→ **TASK TO CARRY OUT**
Go through the listing below and gather every line with the word "title".
====
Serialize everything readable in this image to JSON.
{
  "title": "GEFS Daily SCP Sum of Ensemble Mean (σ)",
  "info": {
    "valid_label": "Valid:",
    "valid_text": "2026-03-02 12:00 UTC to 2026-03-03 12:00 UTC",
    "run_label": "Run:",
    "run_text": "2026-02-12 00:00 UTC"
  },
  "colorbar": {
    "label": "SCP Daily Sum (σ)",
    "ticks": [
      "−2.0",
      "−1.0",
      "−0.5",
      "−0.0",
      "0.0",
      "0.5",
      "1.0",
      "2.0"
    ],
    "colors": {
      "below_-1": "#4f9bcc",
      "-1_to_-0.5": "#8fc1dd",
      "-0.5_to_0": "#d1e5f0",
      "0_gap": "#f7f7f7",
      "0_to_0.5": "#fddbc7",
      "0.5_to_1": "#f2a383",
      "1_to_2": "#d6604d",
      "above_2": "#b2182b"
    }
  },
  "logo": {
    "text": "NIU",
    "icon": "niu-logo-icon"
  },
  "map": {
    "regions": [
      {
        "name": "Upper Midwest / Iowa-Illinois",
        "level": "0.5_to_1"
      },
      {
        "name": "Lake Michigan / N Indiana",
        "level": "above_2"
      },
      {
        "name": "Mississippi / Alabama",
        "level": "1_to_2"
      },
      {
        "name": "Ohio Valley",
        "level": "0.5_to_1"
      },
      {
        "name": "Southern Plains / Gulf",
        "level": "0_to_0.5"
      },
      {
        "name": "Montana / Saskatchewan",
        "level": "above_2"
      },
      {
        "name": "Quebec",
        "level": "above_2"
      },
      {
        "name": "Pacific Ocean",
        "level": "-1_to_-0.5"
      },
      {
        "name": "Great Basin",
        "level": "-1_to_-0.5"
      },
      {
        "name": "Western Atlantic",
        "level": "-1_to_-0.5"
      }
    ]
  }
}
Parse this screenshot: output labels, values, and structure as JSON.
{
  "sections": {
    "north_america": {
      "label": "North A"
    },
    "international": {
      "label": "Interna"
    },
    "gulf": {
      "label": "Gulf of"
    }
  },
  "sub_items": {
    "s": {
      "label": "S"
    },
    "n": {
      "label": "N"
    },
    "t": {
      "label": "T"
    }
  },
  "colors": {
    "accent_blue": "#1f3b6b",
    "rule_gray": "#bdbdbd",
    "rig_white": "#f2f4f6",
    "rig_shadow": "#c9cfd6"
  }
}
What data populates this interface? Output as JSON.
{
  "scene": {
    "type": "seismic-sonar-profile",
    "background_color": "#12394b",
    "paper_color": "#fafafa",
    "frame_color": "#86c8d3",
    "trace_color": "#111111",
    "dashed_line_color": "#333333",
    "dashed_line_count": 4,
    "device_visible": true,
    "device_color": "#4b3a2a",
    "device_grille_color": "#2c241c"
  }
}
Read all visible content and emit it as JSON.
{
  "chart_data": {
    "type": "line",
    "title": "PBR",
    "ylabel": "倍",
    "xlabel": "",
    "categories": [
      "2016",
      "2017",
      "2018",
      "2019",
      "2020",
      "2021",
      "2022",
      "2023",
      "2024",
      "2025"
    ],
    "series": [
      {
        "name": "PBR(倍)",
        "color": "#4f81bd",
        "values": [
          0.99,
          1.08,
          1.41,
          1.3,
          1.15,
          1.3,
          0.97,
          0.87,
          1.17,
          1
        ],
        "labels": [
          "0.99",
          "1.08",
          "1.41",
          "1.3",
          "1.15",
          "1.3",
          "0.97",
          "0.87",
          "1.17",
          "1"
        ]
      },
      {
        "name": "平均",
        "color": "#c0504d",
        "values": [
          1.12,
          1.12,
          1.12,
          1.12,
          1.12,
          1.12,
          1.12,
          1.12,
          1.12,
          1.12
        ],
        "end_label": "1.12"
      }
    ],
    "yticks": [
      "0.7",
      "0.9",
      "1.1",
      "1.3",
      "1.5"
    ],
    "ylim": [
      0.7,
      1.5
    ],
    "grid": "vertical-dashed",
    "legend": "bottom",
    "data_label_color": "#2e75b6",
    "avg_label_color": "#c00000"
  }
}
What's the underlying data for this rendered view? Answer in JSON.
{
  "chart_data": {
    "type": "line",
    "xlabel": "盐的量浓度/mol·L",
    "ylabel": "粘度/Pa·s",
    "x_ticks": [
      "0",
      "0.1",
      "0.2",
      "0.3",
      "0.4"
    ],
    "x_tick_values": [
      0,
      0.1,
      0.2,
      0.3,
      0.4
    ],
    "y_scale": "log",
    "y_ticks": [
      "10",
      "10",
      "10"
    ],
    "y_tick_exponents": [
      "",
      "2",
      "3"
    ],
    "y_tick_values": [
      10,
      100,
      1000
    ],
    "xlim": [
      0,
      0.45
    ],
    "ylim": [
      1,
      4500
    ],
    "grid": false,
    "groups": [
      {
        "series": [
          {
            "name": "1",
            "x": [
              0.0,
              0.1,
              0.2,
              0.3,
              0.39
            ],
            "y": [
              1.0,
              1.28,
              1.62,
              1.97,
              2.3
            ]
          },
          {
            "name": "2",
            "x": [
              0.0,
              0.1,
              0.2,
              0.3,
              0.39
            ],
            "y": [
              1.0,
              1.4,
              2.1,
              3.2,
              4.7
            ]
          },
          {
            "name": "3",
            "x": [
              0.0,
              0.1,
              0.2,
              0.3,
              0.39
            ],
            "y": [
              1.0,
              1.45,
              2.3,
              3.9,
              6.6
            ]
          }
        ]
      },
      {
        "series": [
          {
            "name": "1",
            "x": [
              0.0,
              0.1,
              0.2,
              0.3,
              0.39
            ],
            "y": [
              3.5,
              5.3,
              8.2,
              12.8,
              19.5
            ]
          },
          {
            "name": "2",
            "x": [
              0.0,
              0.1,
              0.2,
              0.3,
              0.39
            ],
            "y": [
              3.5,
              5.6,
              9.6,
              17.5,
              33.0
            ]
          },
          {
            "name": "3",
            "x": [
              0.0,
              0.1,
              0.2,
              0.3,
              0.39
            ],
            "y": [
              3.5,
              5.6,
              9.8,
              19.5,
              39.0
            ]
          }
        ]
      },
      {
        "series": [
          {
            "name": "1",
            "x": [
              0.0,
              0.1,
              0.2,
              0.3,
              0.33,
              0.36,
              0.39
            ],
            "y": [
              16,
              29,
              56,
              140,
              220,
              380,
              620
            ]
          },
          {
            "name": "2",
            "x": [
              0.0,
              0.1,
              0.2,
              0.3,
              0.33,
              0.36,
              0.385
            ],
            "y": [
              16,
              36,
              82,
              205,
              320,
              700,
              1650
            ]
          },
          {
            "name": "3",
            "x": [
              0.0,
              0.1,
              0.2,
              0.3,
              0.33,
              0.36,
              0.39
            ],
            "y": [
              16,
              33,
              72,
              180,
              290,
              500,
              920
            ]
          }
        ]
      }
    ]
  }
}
====
→ **SOLUTION FOR THIS EXERCISE**
  "title": "GEFS Daily SCP Sum of Ensemble Mean (σ)",
    "title": "PBR",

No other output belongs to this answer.